Leaving the pictures aside, transcribe every line below exactly.

"""

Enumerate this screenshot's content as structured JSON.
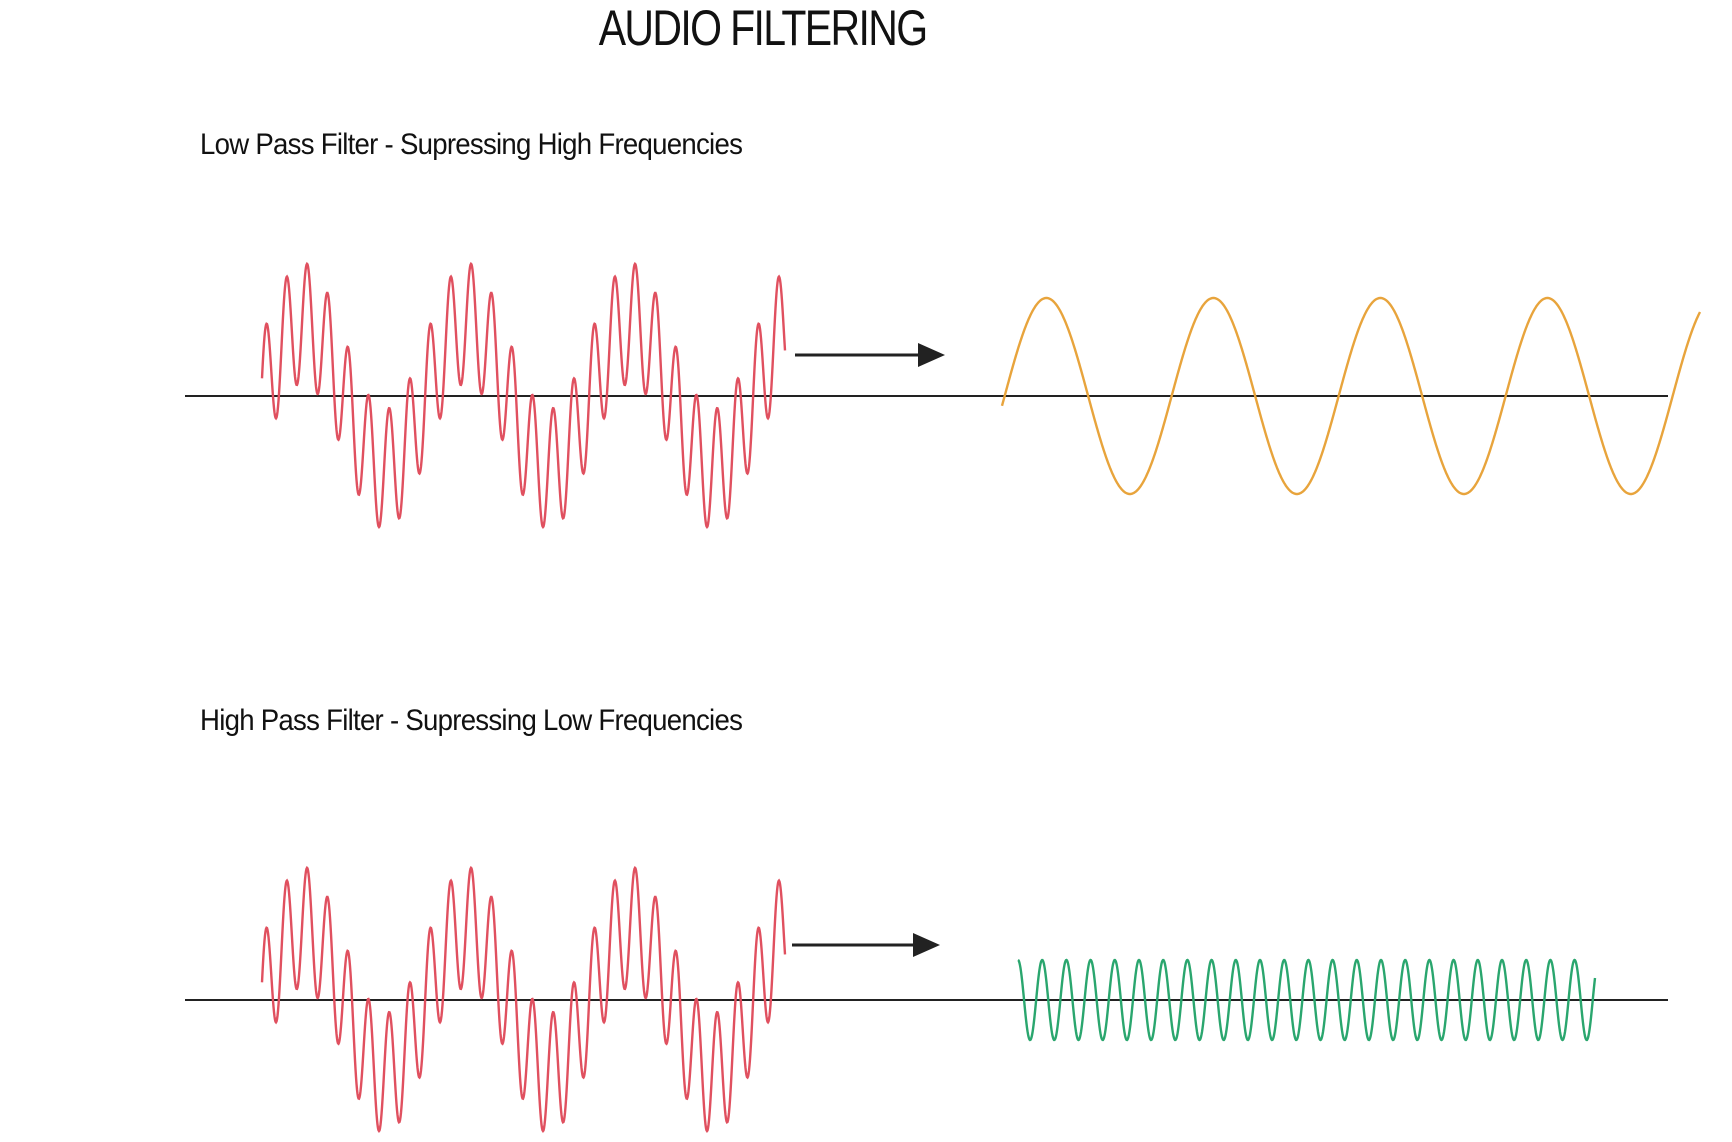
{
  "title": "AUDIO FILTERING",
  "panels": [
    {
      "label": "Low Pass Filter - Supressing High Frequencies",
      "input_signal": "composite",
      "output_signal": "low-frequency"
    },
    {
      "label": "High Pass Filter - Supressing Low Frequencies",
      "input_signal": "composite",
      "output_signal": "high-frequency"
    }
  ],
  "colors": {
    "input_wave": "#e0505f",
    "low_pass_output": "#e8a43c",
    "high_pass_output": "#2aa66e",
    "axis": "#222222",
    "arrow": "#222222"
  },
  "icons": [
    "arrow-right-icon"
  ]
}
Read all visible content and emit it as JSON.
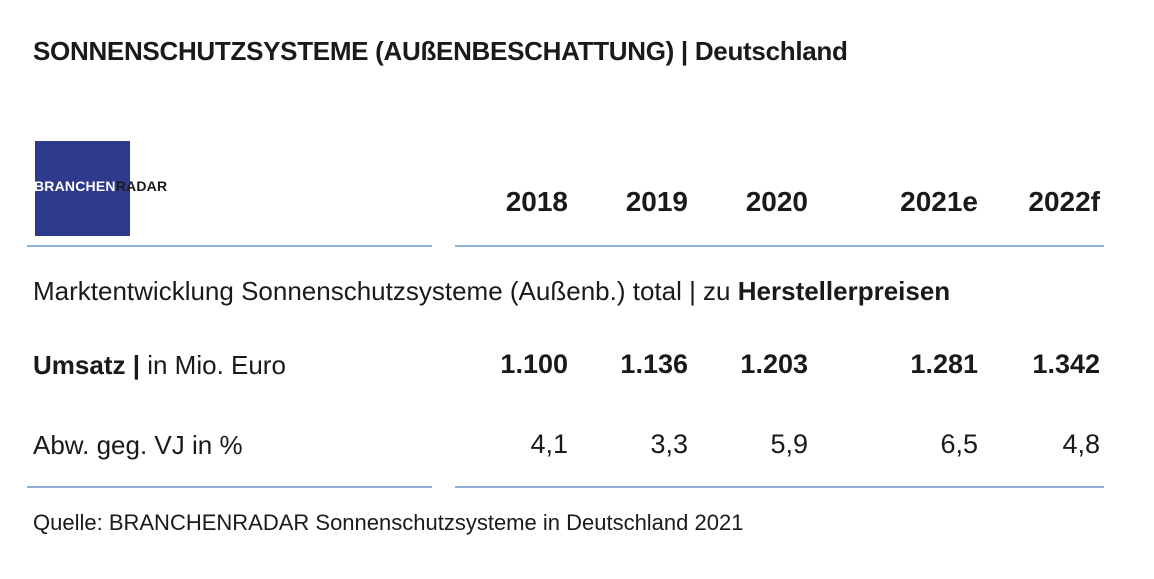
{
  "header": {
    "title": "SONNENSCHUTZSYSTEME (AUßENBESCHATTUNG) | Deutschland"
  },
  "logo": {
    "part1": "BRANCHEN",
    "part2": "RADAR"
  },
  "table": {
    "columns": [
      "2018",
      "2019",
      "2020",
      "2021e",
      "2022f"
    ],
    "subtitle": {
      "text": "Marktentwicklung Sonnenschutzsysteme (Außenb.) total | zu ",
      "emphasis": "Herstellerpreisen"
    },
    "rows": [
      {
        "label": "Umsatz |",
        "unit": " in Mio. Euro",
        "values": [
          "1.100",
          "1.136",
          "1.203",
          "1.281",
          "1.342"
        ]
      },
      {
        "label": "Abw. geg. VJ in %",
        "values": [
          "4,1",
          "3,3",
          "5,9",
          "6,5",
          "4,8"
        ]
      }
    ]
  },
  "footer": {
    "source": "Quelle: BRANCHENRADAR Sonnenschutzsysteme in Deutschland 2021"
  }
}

"""

**COMPLETED EXERCISE:**
Enumerate this screenshot's content as structured JSON.
{
  "title": "AUDIO FILTERING",
  "panels": [
    {
      "label": "Low Pass Filter - Supressing High Frequencies",
      "input_signal": "composite",
      "output_signal": "low-frequency"
    },
    {
      "label": "High Pass Filter - Supressing Low Frequencies",
      "input_signal": "composite",
      "output_signal": "high-frequency"
    }
  ],
  "colors": {
    "input_wave": "#e0505f",
    "low_pass_output": "#e8a43c",
    "high_pass_output": "#2aa66e",
    "axis": "#222222",
    "arrow": "#222222"
  },
  "icons": [
    "arrow-right-icon"
  ]
}
Read all visible content and emit it as JSON.
{
  "header": {
    "title": "SONNENSCHUTZSYSTEME (AUßENBESCHATTUNG) | Deutschland"
  },
  "logo": {
    "part1": "BRANCHEN",
    "part2": "RADAR"
  },
  "table": {
    "columns": [
      "2018",
      "2019",
      "2020",
      "2021e",
      "2022f"
    ],
    "subtitle": {
      "text": "Marktentwicklung Sonnenschutzsysteme (Außenb.) total | zu ",
      "emphasis": "Herstellerpreisen"
    },
    "rows": [
      {
        "label": "Umsatz |",
        "unit": " in Mio. Euro",
        "values": [
          "1.100",
          "1.136",
          "1.203",
          "1.281",
          "1.342"
        ]
      },
      {
        "label": "Abw. geg. VJ in %",
        "values": [
          "4,1",
          "3,3",
          "5,9",
          "6,5",
          "4,8"
        ]
      }
    ]
  },
  "footer": {
    "source": "Quelle: BRANCHENRADAR Sonnenschutzsysteme in Deutschland 2021"
  }
}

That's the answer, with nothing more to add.